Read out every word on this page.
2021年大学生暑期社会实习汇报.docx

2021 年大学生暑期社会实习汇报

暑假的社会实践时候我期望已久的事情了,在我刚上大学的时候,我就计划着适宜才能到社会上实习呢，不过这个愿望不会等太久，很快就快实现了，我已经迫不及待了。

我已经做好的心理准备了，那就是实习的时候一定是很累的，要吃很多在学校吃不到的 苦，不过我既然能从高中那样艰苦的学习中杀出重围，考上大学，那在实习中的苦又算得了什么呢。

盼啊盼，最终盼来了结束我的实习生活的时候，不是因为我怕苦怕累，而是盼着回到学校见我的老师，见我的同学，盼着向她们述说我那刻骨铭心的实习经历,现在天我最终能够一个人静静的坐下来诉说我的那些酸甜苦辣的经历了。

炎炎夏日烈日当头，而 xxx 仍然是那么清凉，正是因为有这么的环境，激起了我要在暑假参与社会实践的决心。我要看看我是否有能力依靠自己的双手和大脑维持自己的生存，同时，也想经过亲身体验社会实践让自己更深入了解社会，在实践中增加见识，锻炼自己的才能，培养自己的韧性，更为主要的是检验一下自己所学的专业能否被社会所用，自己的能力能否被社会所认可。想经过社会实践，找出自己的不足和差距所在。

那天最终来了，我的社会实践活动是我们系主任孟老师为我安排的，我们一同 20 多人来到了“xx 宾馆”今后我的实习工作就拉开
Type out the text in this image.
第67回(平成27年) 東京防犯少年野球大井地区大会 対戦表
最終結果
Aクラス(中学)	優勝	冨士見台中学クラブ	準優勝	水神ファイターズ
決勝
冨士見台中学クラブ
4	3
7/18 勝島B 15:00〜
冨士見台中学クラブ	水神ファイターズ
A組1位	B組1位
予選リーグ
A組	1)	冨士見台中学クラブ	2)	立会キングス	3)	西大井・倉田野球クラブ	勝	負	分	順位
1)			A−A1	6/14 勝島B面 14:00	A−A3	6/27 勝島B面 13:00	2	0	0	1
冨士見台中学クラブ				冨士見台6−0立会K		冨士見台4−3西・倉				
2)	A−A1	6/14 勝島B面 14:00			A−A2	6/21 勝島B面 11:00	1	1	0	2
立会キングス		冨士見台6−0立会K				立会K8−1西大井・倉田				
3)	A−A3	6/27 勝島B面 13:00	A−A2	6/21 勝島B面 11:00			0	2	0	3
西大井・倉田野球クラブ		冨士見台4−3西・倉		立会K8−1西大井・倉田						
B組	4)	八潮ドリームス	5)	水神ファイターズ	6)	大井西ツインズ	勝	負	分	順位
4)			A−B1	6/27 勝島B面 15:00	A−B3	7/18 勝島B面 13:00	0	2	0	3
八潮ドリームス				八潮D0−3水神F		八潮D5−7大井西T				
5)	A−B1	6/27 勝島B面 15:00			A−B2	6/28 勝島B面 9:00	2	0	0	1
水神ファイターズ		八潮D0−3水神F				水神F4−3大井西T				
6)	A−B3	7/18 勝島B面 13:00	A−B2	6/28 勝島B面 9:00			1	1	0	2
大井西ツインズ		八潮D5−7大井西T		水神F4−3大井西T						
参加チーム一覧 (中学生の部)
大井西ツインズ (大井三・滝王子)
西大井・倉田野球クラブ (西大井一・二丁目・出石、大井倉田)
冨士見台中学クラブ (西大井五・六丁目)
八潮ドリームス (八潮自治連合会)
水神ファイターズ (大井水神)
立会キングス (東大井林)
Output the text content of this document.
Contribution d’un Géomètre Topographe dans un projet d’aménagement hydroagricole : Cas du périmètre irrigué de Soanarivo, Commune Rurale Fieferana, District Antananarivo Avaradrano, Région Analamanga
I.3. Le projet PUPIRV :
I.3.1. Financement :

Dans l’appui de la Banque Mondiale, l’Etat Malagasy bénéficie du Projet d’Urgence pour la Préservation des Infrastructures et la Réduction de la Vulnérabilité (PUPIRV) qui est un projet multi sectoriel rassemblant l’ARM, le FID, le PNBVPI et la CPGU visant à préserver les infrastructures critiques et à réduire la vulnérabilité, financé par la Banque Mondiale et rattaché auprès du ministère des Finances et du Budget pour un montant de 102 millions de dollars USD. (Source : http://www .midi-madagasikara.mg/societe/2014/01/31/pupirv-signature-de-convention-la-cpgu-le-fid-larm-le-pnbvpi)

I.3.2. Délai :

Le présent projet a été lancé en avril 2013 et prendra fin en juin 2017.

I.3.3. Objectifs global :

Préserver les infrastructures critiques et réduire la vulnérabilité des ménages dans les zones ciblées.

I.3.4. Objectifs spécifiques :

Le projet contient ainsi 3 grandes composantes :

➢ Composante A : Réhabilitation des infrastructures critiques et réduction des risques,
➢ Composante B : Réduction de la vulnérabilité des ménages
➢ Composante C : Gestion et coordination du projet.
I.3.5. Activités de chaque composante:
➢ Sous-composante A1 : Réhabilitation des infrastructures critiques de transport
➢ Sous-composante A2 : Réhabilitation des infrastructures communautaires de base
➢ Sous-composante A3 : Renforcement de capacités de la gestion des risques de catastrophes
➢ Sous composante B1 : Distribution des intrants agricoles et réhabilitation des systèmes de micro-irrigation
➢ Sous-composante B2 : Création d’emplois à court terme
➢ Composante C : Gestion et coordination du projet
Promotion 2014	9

--

- Task -
Exactly reproduce the lines beginning with the one that contains "Output the text content of this document." and ending with the last line of the material, both included. Leave out everything else.

- Response to this exercise -
Output the text content of this document.
Contribution d’un Géomètre Topographe dans un projet d’aménagement hydroagricole : Cas du périmètre irrigué de Soanarivo, Commune Rurale Fieferana, District Antananarivo Avaradrano, Région Analamanga
I.3. Le projet PUPIRV :
I.3.1. Financement :

Dans l’appui de la Banque Mondiale, l’Etat Malagasy bénéficie du Projet d’Urgence pour la Préservation des Infrastructures et la Réduction de la Vulnérabilité (PUPIRV) qui est un projet multi sectoriel rassemblant l’ARM, le FID, le PNBVPI et la CPGU visant à préserver les infrastructures critiques et à réduire la vulnérabilité, financé par la Banque Mondiale et rattaché auprès du ministère des Finances et du Budget pour un montant de 102 millions de dollars USD. (Source : http://www .midi-madagasikara.mg/societe/2014/01/31/pupirv-signature-de-convention-la-cpgu-le-fid-larm-le-pnbvpi)

I.3.2. Délai :

Le présent projet a été lancé en avril 2013 et prendra fin en juin 2017.

I.3.3. Objectifs global :

Préserver les infrastructures critiques et réduire la vulnérabilité des ménages dans les zones ciblées.

I.3.4. Objectifs spécifiques :

Le projet contient ainsi 3 grandes composantes :

➢ Composante A : Réhabilitation des infrastructures critiques et réduction des risques,
➢ Composante B : Réduction de la vulnérabilité des ménages
➢ Composante C : Gestion et coordination du projet.
I.3.5. Activités de chaque composante:
➢ Sous-composante A1 : Réhabilitation des infrastructures critiques de transport
➢ Sous-composante A2 : Réhabilitation des infrastructures communautaires de base
➢ Sous-composante A3 : Renforcement de capacités de la gestion des risques de catastrophes
➢ Sous composante B1 : Distribution des intrants agricoles et réhabilitation des systèmes de micro-irrigation
➢ Sous-composante B2 : Création d’emplois à court terme
➢ Composante C : Gestion et coordination du projet
Promotion 2014	9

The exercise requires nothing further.